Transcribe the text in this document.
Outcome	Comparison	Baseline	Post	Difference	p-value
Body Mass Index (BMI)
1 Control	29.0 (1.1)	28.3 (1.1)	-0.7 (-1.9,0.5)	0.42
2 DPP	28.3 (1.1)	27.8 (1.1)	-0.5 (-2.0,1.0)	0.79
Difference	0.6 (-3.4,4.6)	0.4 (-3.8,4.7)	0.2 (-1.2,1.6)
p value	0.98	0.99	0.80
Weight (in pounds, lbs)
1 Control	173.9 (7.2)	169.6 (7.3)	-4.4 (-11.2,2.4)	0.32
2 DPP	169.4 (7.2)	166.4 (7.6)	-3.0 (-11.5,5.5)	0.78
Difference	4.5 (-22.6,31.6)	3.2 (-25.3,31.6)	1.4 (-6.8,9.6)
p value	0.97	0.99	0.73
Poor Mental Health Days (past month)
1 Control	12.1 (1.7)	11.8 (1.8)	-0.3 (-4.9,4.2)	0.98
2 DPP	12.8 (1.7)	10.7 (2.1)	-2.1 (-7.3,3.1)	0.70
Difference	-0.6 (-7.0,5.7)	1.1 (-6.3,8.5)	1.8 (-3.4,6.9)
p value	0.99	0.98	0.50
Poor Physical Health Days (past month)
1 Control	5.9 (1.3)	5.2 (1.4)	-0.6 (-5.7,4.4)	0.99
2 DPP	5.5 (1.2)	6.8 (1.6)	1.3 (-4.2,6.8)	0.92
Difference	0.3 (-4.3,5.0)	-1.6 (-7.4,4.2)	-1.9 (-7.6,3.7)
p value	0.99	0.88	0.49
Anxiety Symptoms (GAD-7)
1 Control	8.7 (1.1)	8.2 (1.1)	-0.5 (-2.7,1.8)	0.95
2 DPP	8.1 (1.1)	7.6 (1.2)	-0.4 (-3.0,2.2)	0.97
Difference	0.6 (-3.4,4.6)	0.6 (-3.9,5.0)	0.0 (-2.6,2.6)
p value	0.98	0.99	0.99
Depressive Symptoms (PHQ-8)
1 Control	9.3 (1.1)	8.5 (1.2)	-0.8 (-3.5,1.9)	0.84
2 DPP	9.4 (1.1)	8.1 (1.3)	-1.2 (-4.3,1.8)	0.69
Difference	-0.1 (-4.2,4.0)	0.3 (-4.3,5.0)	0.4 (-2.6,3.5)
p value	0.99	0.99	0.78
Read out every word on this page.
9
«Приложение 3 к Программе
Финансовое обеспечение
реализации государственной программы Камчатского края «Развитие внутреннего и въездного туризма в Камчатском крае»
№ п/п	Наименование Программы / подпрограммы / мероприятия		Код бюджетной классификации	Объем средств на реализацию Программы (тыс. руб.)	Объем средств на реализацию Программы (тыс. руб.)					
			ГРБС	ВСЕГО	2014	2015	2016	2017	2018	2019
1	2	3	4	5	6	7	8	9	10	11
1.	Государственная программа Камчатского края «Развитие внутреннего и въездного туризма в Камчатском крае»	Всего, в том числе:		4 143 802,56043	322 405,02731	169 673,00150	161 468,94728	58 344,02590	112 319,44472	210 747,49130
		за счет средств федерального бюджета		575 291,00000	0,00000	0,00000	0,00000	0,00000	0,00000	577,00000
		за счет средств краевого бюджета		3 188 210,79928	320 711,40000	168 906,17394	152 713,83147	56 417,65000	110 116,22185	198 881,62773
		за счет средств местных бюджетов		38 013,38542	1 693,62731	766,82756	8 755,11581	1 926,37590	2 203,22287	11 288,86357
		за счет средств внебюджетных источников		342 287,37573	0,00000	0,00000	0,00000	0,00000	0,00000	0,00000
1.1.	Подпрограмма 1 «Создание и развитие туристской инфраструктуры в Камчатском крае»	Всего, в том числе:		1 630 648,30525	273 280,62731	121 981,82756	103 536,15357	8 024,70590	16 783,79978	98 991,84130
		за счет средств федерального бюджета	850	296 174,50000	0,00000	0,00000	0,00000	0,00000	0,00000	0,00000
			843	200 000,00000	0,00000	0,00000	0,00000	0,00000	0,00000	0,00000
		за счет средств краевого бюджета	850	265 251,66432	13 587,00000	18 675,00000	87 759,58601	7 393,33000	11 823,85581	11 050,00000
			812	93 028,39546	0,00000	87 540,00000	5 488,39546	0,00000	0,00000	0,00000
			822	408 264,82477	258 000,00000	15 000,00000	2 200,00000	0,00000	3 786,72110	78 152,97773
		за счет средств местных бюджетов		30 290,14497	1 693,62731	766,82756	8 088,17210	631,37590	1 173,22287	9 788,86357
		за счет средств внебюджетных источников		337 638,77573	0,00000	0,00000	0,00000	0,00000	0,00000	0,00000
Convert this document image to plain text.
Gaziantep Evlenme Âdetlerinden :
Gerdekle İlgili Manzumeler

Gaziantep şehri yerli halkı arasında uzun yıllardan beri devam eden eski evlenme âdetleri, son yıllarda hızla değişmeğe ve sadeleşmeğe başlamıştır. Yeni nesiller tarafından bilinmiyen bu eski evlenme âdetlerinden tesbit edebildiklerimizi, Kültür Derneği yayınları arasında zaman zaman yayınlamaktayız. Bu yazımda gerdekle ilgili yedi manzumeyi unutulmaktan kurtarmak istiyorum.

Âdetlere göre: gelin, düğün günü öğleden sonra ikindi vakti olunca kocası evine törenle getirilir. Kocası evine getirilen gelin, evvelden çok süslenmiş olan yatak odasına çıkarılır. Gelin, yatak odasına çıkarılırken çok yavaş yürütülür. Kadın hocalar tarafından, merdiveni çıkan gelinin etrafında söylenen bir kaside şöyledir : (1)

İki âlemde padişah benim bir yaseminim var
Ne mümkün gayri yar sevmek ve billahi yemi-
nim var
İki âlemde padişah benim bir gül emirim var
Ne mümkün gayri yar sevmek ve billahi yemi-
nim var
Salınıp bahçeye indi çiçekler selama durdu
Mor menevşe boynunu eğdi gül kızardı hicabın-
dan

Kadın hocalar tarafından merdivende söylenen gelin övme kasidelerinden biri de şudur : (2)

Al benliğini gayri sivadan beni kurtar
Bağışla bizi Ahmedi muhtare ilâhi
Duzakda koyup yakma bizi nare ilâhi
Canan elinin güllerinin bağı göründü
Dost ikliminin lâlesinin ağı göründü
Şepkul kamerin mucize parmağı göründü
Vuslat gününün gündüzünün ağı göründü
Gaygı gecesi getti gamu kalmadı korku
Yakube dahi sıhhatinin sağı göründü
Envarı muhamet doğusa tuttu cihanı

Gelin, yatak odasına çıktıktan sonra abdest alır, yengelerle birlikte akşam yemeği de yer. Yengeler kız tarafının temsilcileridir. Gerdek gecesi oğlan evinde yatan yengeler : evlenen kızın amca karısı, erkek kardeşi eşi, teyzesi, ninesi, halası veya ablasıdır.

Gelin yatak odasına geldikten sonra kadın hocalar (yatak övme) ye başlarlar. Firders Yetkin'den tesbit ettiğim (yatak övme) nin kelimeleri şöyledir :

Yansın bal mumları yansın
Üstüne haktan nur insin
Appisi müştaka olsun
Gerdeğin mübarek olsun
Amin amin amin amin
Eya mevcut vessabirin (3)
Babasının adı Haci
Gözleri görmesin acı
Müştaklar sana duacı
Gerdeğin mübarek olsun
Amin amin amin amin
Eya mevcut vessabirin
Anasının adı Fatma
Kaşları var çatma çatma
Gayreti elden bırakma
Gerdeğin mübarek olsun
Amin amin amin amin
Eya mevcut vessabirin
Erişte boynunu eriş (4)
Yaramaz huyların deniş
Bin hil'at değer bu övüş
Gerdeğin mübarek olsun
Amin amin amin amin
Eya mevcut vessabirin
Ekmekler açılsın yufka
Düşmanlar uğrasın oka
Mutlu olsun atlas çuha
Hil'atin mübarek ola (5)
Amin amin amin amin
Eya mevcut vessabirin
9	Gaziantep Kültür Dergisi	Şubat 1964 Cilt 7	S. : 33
··········
> [Written request] Only a number is wanted: how many lines of the material include the word "padişah".

> [Complete answer] 2